Aim —
Repeat every record below exactly as written.

============

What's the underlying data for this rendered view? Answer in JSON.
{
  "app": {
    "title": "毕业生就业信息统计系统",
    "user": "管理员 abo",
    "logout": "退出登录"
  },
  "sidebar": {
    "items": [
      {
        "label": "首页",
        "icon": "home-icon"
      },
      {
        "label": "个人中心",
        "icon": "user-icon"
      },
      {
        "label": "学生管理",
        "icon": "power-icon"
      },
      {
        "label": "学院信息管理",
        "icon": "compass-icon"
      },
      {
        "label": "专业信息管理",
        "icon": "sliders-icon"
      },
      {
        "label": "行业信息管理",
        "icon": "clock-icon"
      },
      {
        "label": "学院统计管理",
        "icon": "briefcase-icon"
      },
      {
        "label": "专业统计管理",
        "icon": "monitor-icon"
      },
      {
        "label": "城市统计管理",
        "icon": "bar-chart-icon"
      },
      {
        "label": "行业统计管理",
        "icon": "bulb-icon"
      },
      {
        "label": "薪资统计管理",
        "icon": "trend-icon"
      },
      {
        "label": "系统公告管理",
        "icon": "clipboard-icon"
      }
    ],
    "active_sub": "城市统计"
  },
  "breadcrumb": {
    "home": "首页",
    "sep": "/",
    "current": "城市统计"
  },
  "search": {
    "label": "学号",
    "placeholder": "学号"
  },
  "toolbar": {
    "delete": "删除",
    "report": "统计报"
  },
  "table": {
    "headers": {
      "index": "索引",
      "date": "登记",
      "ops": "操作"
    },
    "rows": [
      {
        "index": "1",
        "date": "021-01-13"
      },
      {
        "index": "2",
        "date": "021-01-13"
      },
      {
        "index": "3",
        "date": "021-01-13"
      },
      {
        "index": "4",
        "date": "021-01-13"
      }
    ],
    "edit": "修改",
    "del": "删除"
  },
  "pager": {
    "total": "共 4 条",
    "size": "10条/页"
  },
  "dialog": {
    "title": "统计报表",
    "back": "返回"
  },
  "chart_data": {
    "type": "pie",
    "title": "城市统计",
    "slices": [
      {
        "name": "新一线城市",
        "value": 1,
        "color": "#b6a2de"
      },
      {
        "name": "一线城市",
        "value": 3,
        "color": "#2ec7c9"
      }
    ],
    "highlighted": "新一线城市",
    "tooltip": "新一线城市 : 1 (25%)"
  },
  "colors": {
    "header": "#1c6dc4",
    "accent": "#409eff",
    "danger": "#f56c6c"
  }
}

============

Reply to the exercise —
What's the underlying data for this rendered view? Answer in JSON.
{
  "app": {
    "title": "毕业生就业信息统计系统",
    "user": "管理员 abo",
    "logout": "退出登录"
  },
  "sidebar": {
    "items": [
      {
        "label": "首页",
        "icon": "home-icon"
      },
      {
        "label": "个人中心",
        "icon": "user-icon"
      },
      {
        "label": "学生管理",
        "icon": "power-icon"
      },
      {
        "label": "学院信息管理",
        "icon": "compass-icon"
      },
      {
        "label": "专业信息管理",
        "icon": "sliders-icon"
      },
      {
        "label": "行业信息管理",
        "icon": "clock-icon"
      },
      {
        "label": "学院统计管理",
        "icon": "briefcase-icon"
      },
      {
        "label": "专业统计管理",
        "icon": "monitor-icon"
      },
      {
        "label": "城市统计管理",
        "icon": "bar-chart-icon"
      },
      {
        "label": "行业统计管理",
        "icon": "bulb-icon"
      },
      {
        "label": "薪资统计管理",
        "icon": "trend-icon"
      },
      {
        "label": "系统公告管理",
        "icon": "clipboard-icon"
      }
    ],
    "active_sub": "城市统计"
  },
  "breadcrumb": {
    "home": "首页",
    "sep": "/",
    "current": "城市统计"
  },
  "search": {
    "label": "学号",
    "placeholder": "学号"
  },
  "toolbar": {
    "delete": "删除",
    "report": "统计报"
  },
  "table": {
    "headers": {
      "index": "索引",
      "date": "登记",
      "ops": "操作"
    },
    "rows": [
      {
        "index": "1",
        "date": "021-01-13"
      },
      {
        "index": "2",
        "date": "021-01-13"
      },
      {
        "index": "3",
        "date": "021-01-13"
      },
      {
        "index": "4",
        "date": "021-01-13"
      }
    ],
    "edit": "修改",
    "del": "删除"
  },
  "pager": {
    "total": "共 4 条",
    "size": "10条/页"
  },
  "dialog": {
    "title": "统计报表",
    "back": "返回"
  },
  "chart_data": {
    "type": "pie",
    "title": "城市统计",
    "slices": [
      {
        "name": "新一线城市",
        "value": 1,
        "color": "#b6a2de"
      },
      {
        "name": "一线城市",
        "value": 3,
        "color": "#2ec7c9"
      }
    ],
    "highlighted": "新一线城市",
    "tooltip": "新一线城市 : 1 (25%)"
  },
  "colors": {
    "header": "#1c6dc4",
    "accent": "#409eff",
    "danger": "#f56c6c"
  }
}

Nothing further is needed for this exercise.